Downstream refining and manufacturing operations are also dependent on technical services from related and third parties. Other services transactions include the provision of crude oil trading services by a company to its affiliate, and the provision of management services by the parent entity to its subsidiaries around the globe. Some of the intercompany transactions observed in the O&G industry and their flow are shown in Diagram 2.

Diagram 2: Illustrative types of intercompany transactions and trade flows in the oil and gas industry

In addition to services and tangible product transactions, the performance of a function by a foreign affiliate of an IOC or oilfield services company may be dependent on its access to certain intangibles necessary for the exploration, drilling, production, transportation and marketing of hydrocarbons and refined products. These intangibles cover any intellectual property owned by industry participants, including patents, formulae, processes, designs, know-how, trade marks, brand names, licences, contracts, methods, programs, systems, surveys and technical data, which are licensed or sold to related or third parties. Intangible value may also be embedded in tools and equipment or certain technical services. Other common transactions in the industry are financial transactions such as hedging, intercompany loans, and guarantees.

## RECORDED DATA
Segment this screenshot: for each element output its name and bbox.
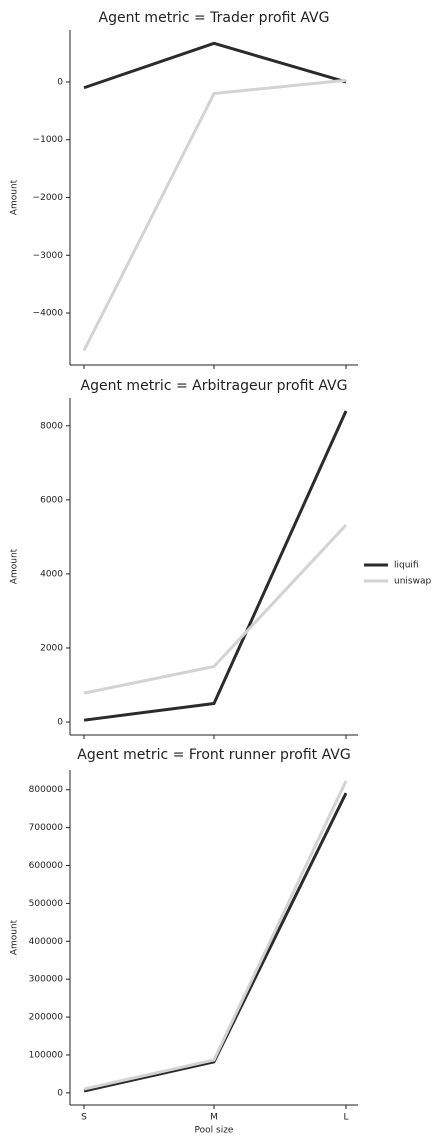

## YOUR TASKS
• a. Which financial transactions does the passage on oil and gas intercompany transactions list as common in the industry?
• b. Write out the stretch of the oil and gas passage from "In addition to" through "loans, and guarantees.".
The data above isn't needed for this work.

## THE RESULTS
• a. Hedging, intercompany loans, and guarantees.

• b.
In addition to services and tangible product transactions, the performance of a function by a foreign affiliate of an IOC or oilfield services company may be dependent on its access to certain intangibles necessary for the exploration, drilling, production, transportation and marketing of hydrocarbons and refined products. These intangibles cover any intellectual property owned by industry participants, including patents, formulae, processes, designs, know-how, trade marks, brand names, licences, contracts, methods, programs, systems, surveys and technical data, which are licensed or sold to related or third parties. Intangible value may also be embedded in tools and equipment or certain technical services. Other common transactions in the industry are financial transactions such as hedging, intercompany loans, and guarantees.